Below are some entries. Copy each line that holds the string "JSON".

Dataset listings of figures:
=====

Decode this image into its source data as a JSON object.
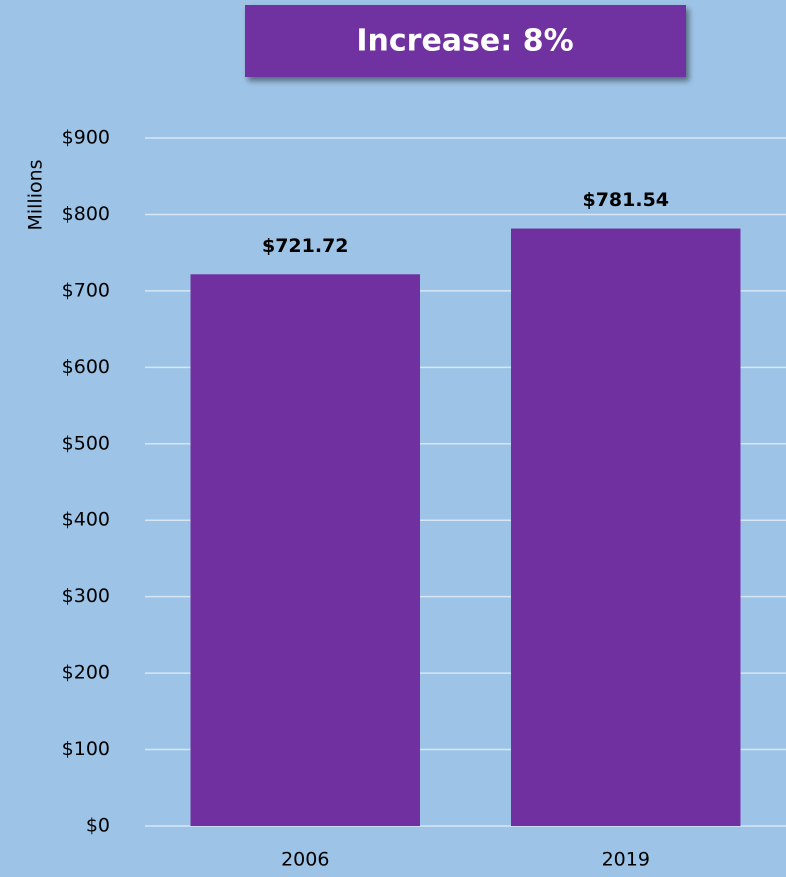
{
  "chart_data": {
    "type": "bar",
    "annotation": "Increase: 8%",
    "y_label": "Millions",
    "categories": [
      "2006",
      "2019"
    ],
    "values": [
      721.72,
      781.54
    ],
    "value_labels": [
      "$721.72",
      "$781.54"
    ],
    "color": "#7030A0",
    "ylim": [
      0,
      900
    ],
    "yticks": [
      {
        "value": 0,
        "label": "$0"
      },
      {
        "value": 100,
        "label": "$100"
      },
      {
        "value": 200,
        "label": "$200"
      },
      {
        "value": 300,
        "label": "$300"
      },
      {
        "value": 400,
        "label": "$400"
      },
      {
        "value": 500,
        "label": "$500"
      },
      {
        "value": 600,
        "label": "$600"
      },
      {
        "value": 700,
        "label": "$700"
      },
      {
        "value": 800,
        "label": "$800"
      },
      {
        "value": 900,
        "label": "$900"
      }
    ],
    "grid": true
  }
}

=====

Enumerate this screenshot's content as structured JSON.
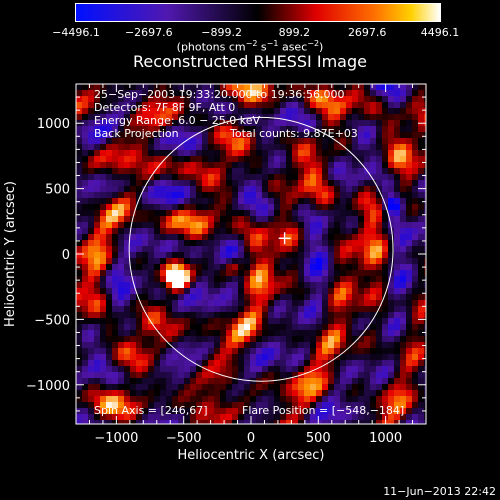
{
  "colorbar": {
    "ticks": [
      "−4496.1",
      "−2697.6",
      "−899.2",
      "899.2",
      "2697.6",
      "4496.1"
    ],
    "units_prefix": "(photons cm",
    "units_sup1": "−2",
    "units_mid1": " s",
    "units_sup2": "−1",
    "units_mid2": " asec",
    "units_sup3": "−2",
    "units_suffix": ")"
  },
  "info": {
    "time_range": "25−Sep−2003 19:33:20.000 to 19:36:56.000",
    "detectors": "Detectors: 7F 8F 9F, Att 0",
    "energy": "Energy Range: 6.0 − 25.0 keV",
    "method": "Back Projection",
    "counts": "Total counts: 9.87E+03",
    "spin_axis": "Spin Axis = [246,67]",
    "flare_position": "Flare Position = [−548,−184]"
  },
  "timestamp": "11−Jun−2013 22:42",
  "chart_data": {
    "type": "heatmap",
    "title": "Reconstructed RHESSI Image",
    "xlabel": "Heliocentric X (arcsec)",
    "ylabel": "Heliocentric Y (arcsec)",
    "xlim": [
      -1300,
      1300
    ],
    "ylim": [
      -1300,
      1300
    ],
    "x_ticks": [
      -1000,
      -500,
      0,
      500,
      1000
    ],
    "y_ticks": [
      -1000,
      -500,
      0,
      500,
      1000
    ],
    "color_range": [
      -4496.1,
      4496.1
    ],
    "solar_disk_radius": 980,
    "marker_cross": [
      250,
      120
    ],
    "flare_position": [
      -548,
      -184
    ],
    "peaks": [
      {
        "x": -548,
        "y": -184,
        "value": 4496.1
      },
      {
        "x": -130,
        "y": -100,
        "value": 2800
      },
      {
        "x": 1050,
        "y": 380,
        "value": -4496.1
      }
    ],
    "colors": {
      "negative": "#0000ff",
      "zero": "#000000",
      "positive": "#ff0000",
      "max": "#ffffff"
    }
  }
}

=====

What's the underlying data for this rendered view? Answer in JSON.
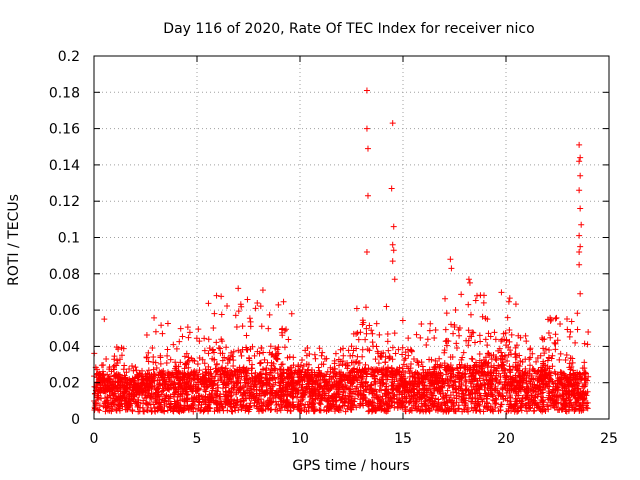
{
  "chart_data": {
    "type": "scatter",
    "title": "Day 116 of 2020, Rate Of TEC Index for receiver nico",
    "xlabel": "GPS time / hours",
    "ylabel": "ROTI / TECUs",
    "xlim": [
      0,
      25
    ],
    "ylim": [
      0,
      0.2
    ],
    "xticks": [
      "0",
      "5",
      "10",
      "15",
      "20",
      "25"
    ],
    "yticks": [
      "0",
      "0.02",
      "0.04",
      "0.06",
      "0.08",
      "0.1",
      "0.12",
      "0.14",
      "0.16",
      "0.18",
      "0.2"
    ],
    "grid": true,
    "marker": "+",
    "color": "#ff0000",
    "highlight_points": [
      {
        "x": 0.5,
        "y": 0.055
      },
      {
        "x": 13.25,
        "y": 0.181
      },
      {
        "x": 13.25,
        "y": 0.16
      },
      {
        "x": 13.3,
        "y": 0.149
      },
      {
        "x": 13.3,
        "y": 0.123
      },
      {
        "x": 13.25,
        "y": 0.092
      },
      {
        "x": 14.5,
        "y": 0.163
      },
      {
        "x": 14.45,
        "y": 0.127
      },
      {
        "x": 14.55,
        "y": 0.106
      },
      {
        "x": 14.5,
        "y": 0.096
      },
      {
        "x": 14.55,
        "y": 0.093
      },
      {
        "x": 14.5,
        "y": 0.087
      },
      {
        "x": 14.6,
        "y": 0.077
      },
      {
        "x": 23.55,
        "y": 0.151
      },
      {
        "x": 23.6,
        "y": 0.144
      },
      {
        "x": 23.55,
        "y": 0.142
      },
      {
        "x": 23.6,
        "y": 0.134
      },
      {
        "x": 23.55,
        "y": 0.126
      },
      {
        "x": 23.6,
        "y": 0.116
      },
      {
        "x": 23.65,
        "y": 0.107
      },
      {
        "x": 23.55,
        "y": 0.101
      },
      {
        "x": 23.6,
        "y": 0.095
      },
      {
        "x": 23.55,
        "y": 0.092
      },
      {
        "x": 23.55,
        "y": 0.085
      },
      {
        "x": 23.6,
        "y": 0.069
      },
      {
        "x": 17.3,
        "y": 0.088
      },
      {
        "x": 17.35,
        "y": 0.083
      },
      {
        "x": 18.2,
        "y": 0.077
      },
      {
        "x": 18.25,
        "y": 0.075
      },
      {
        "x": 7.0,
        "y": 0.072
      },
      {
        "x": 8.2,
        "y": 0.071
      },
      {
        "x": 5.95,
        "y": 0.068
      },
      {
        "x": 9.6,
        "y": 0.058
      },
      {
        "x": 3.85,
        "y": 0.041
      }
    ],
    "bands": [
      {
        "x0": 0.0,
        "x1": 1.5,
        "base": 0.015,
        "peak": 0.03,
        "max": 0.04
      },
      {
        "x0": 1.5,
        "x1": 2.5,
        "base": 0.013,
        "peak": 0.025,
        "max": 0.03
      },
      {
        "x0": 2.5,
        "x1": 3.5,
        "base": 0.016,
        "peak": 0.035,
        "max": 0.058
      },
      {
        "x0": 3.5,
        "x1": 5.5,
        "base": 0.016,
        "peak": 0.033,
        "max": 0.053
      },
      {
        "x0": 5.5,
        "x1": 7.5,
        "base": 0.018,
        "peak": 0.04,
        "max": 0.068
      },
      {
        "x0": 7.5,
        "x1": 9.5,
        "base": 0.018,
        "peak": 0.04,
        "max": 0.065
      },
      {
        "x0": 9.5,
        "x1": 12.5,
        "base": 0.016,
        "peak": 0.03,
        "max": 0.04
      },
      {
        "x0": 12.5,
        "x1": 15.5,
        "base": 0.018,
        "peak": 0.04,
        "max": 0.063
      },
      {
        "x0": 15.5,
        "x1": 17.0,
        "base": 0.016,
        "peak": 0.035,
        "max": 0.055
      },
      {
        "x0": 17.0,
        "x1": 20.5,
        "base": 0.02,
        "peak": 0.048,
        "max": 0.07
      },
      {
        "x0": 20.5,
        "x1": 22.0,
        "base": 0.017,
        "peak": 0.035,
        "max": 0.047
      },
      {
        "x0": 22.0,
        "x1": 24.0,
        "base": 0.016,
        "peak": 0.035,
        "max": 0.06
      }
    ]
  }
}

=====

_ANSWER_
Decode this image into its source data as a JSON object.
Enumerate this screenshot's content as structured JSON.
What's the underlying data for this rendered view? Answer in JSON.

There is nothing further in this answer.